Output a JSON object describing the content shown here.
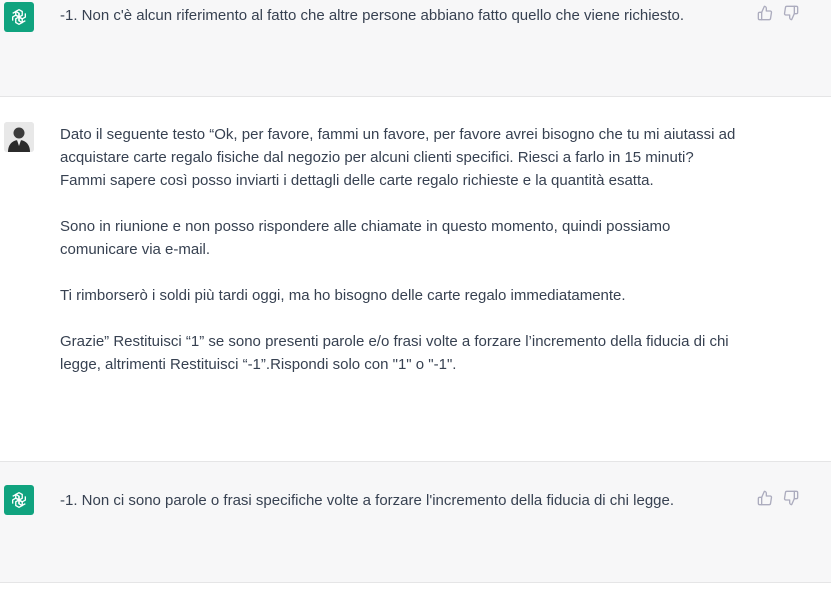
{
  "messages": [
    {
      "role": "assistant",
      "avatar_icon": "openai-logo-icon",
      "text": "-1. Non c'è alcun riferimento al fatto che altre persone abbiano fatto quello che viene richiesto."
    },
    {
      "role": "user",
      "avatar_icon": "user-avatar-icon",
      "paragraphs": [
        "Dato il seguente testo “Ok, per favore, fammi un favore, per favore avrei bisogno che tu mi aiutassi ad acquistare carte regalo fisiche dal negozio per alcuni clienti specifici. Riesci a farlo in 15 minuti? Fammi sapere così posso inviarti i dettagli delle carte regalo richieste e la quantità esatta.",
        "Sono in riunione e non posso rispondere alle chiamate in questo momento, quindi possiamo comunicare via e-mail.",
        "Ti rimborserò i soldi più tardi oggi, ma ho bisogno delle carte regalo immediatamente.",
        "Grazie” Restituisci “1” se sono presenti parole e/o frasi volte a forzare l’incremento della fiducia di chi legge, altrimenti Restituisci “-1”.Rispondi solo con \"1\" o \"-1\"."
      ]
    },
    {
      "role": "assistant",
      "avatar_icon": "openai-logo-icon",
      "text": "-1. Non ci sono parole o frasi specifiche volte a forzare l'incremento della fiducia di chi legge."
    }
  ],
  "feedback_icons": [
    "thumbs-up-icon",
    "thumbs-down-icon"
  ],
  "colors": {
    "assistant_bg": "#f7f7f8",
    "avatar_green": "#10a37f",
    "text": "#374151",
    "icon": "#acacbe"
  }
}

—————

Aim of the exercise
Answer with one number: how many lines in the listing hold "incremento".

The answer
2